___ THE RECORDS ___

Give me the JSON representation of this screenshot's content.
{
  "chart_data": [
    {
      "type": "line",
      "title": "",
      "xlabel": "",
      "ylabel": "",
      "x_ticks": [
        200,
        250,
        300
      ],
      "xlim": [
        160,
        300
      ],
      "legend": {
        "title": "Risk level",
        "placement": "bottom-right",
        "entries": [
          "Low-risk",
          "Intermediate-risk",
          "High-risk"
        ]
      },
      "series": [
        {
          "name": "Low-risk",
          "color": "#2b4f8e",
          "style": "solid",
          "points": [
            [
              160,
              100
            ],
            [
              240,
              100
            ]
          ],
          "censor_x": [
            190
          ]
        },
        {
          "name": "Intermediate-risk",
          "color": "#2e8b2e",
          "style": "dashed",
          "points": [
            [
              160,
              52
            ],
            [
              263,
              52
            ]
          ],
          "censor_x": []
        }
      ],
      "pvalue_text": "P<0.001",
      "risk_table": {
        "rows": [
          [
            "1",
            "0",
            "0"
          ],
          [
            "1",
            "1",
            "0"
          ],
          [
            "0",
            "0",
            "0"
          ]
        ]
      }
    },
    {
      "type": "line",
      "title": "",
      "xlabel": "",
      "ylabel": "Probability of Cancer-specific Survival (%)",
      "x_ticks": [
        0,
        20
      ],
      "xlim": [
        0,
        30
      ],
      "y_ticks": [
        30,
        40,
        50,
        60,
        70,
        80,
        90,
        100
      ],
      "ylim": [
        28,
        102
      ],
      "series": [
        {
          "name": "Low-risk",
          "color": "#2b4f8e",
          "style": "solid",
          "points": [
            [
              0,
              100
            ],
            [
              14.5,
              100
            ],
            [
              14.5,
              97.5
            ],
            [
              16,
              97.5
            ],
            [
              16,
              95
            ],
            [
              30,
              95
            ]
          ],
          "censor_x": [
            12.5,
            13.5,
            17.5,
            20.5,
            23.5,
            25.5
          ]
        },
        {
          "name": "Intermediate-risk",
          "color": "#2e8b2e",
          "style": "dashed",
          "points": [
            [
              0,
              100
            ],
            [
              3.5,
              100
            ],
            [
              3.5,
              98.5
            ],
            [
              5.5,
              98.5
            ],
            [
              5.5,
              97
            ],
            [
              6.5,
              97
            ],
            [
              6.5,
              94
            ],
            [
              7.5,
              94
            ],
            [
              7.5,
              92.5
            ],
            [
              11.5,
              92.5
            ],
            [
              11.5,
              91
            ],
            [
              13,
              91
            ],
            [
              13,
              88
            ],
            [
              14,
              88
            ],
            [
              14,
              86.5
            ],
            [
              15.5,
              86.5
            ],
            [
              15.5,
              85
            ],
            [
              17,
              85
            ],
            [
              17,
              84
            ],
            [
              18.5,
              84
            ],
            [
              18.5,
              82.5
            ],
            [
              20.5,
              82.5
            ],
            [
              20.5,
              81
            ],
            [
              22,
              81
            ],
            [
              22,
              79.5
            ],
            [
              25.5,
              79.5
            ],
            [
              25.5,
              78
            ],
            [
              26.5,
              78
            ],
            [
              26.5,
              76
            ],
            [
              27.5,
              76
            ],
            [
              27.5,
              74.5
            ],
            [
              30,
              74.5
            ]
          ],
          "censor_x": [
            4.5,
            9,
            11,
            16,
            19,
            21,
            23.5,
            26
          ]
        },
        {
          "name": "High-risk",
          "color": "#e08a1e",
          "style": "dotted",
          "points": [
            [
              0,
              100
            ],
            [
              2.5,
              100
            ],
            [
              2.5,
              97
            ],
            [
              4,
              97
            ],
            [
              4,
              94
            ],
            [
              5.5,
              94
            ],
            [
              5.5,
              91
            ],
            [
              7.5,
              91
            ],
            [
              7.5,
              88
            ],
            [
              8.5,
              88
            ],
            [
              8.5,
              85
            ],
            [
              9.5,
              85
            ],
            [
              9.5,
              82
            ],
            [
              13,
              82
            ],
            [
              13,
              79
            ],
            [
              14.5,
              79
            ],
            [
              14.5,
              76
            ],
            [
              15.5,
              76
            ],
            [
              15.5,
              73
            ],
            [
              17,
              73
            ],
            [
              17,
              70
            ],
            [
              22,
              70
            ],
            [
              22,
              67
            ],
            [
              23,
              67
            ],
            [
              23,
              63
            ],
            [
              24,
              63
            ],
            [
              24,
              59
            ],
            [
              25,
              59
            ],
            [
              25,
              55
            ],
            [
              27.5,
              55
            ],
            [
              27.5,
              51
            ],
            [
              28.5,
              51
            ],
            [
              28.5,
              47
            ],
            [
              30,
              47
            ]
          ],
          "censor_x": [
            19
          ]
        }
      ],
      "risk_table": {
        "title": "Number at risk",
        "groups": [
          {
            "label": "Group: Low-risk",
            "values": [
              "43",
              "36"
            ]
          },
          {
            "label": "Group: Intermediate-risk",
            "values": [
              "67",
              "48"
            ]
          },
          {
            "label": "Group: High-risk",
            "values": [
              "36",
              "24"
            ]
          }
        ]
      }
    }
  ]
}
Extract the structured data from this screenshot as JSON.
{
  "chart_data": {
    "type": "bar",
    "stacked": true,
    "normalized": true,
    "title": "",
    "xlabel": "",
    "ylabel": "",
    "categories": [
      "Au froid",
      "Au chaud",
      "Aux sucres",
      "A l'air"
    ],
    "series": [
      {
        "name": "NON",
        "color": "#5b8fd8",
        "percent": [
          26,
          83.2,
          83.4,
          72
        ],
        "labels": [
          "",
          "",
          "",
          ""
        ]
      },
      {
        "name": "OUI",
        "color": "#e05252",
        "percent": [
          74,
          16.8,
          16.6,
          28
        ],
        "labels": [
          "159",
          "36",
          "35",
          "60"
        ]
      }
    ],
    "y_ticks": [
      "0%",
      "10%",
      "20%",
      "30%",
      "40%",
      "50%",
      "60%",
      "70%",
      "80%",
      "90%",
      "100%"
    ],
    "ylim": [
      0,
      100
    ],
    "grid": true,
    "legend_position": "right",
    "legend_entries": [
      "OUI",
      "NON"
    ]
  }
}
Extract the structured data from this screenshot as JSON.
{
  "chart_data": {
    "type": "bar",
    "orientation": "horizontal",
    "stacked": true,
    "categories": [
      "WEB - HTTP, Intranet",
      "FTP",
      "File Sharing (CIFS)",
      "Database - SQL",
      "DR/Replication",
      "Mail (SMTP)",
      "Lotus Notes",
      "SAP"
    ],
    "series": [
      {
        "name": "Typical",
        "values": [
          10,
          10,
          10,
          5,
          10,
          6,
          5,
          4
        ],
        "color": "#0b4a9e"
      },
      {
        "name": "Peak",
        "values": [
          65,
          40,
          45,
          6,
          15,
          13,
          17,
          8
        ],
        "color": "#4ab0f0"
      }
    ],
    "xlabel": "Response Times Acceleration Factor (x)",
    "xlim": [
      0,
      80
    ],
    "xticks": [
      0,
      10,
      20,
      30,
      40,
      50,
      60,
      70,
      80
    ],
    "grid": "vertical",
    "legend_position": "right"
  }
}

___

REQUEST –
Give back the data above exactly as it appears.

RESPONSE TO THE EXERCISE –
Give me the JSON representation of this screenshot's content.
{
  "chart_data": [
    {
      "type": "line",
      "title": "",
      "xlabel": "",
      "ylabel": "",
      "x_ticks": [
        200,
        250,
        300
      ],
      "xlim": [
        160,
        300
      ],
      "legend": {
        "title": "Risk level",
        "placement": "bottom-right",
        "entries": [
          "Low-risk",
          "Intermediate-risk",
          "High-risk"
        ]
      },
      "series": [
        {
          "name": "Low-risk",
          "color": "#2b4f8e",
          "style": "solid",
          "points": [
            [
              160,
              100
            ],
            [
              240,
              100
            ]
          ],
          "censor_x": [
            190
          ]
        },
        {
          "name": "Intermediate-risk",
          "color": "#2e8b2e",
          "style": "dashed",
          "points": [
            [
              160,
              52
            ],
            [
              263,
              52
            ]
          ],
          "censor_x": []
        }
      ],
      "pvalue_text": "P<0.001",
      "risk_table": {
        "rows": [
          [
            "1",
            "0",
            "0"
          ],
          [
            "1",
            "1",
            "0"
          ],
          [
            "0",
            "0",
            "0"
          ]
        ]
      }
    },
    {
      "type": "line",
      "title": "",
      "xlabel": "",
      "ylabel": "Probability of Cancer-specific Survival (%)",
      "x_ticks": [
        0,
        20
      ],
      "xlim": [
        0,
        30
      ],
      "y_ticks": [
        30,
        40,
        50,
        60,
        70,
        80,
        90,
        100
      ],
      "ylim": [
        28,
        102
      ],
      "series": [
        {
          "name": "Low-risk",
          "color": "#2b4f8e",
          "style": "solid",
          "points": [
            [
              0,
              100
            ],
            [
              14.5,
              100
            ],
            [
              14.5,
              97.5
            ],
            [
              16,
              97.5
            ],
            [
              16,
              95
            ],
            [
              30,
              95
            ]
          ],
          "censor_x": [
            12.5,
            13.5,
            17.5,
            20.5,
            23.5,
            25.5
          ]
        },
        {
          "name": "Intermediate-risk",
          "color": "#2e8b2e",
          "style": "dashed",
          "points": [
            [
              0,
              100
            ],
            [
              3.5,
              100
            ],
            [
              3.5,
              98.5
            ],
            [
              5.5,
              98.5
            ],
            [
              5.5,
              97
            ],
            [
              6.5,
              97
            ],
            [
              6.5,
              94
            ],
            [
              7.5,
              94
            ],
            [
              7.5,
              92.5
            ],
            [
              11.5,
              92.5
            ],
            [
              11.5,
              91
            ],
            [
              13,
              91
            ],
            [
              13,
              88
            ],
            [
              14,
              88
            ],
            [
              14,
              86.5
            ],
            [
              15.5,
              86.5
            ],
            [
              15.5,
              85
            ],
            [
              17,
              85
            ],
            [
              17,
              84
            ],
            [
              18.5,
              84
            ],
            [
              18.5,
              82.5
            ],
            [
              20.5,
              82.5
            ],
            [
              20.5,
              81
            ],
            [
              22,
              81
            ],
            [
              22,
              79.5
            ],
            [
              25.5,
              79.5
            ],
            [
              25.5,
              78
            ],
            [
              26.5,
              78
            ],
            [
              26.5,
              76
            ],
            [
              27.5,
              76
            ],
            [
              27.5,
              74.5
            ],
            [
              30,
              74.5
            ]
          ],
          "censor_x": [
            4.5,
            9,
            11,
            16,
            19,
            21,
            23.5,
            26
          ]
        },
        {
          "name": "High-risk",
          "color": "#e08a1e",
          "style": "dotted",
          "points": [
            [
              0,
              100
            ],
            [
              2.5,
              100
            ],
            [
              2.5,
              97
            ],
            [
              4,
              97
            ],
            [
              4,
              94
            ],
            [
              5.5,
              94
            ],
            [
              5.5,
              91
            ],
            [
              7.5,
              91
            ],
            [
              7.5,
              88
            ],
            [
              8.5,
              88
            ],
            [
              8.5,
              85
            ],
            [
              9.5,
              85
            ],
            [
              9.5,
              82
            ],
            [
              13,
              82
            ],
            [
              13,
              79
            ],
            [
              14.5,
              79
            ],
            [
              14.5,
              76
            ],
            [
              15.5,
              76
            ],
            [
              15.5,
              73
            ],
            [
              17,
              73
            ],
            [
              17,
              70
            ],
            [
              22,
              70
            ],
            [
              22,
              67
            ],
            [
              23,
              67
            ],
            [
              23,
              63
            ],
            [
              24,
              63
            ],
            [
              24,
              59
            ],
            [
              25,
              59
            ],
            [
              25,
              55
            ],
            [
              27.5,
              55
            ],
            [
              27.5,
              51
            ],
            [
              28.5,
              51
            ],
            [
              28.5,
              47
            ],
            [
              30,
              47
            ]
          ],
          "censor_x": [
            19
          ]
        }
      ],
      "risk_table": {
        "title": "Number at risk",
        "groups": [
          {
            "label": "Group: Low-risk",
            "values": [
              "43",
              "36"
            ]
          },
          {
            "label": "Group: Intermediate-risk",
            "values": [
              "67",
              "48"
            ]
          },
          {
            "label": "Group: High-risk",
            "values": [
              "36",
              "24"
            ]
          }
        ]
      }
    }
  ]
}
Extract the structured data from this screenshot as JSON.
{
  "chart_data": {
    "type": "bar",
    "stacked": true,
    "normalized": true,
    "title": "",
    "xlabel": "",
    "ylabel": "",
    "categories": [
      "Au froid",
      "Au chaud",
      "Aux sucres",
      "A l'air"
    ],
    "series": [
      {
        "name": "NON",
        "color": "#5b8fd8",
        "percent": [
          26,
          83.2,
          83.4,
          72
        ],
        "labels": [
          "",
          "",
          "",
          ""
        ]
      },
      {
        "name": "OUI",
        "color": "#e05252",
        "percent": [
          74,
          16.8,
          16.6,
          28
        ],
        "labels": [
          "159",
          "36",
          "35",
          "60"
        ]
      }
    ],
    "y_ticks": [
      "0%",
      "10%",
      "20%",
      "30%",
      "40%",
      "50%",
      "60%",
      "70%",
      "80%",
      "90%",
      "100%"
    ],
    "ylim": [
      0,
      100
    ],
    "grid": true,
    "legend_position": "right",
    "legend_entries": [
      "OUI",
      "NON"
    ]
  }
}
Extract the structured data from this screenshot as JSON.
{
  "chart_data": {
    "type": "bar",
    "orientation": "horizontal",
    "stacked": true,
    "categories": [
      "WEB - HTTP, Intranet",
      "FTP",
      "File Sharing (CIFS)",
      "Database - SQL",
      "DR/Replication",
      "Mail (SMTP)",
      "Lotus Notes",
      "SAP"
    ],
    "series": [
      {
        "name": "Typical",
        "values": [
          10,
          10,
          10,
          5,
          10,
          6,
          5,
          4
        ],
        "color": "#0b4a9e"
      },
      {
        "name": "Peak",
        "values": [
          65,
          40,
          45,
          6,
          15,
          13,
          17,
          8
        ],
        "color": "#4ab0f0"
      }
    ],
    "xlabel": "Response Times Acceleration Factor (x)",
    "xlim": [
      0,
      80
    ],
    "xticks": [
      0,
      10,
      20,
      30,
      40,
      50,
      60,
      70,
      80
    ],
    "grid": "vertical",
    "legend_position": "right"
  }
}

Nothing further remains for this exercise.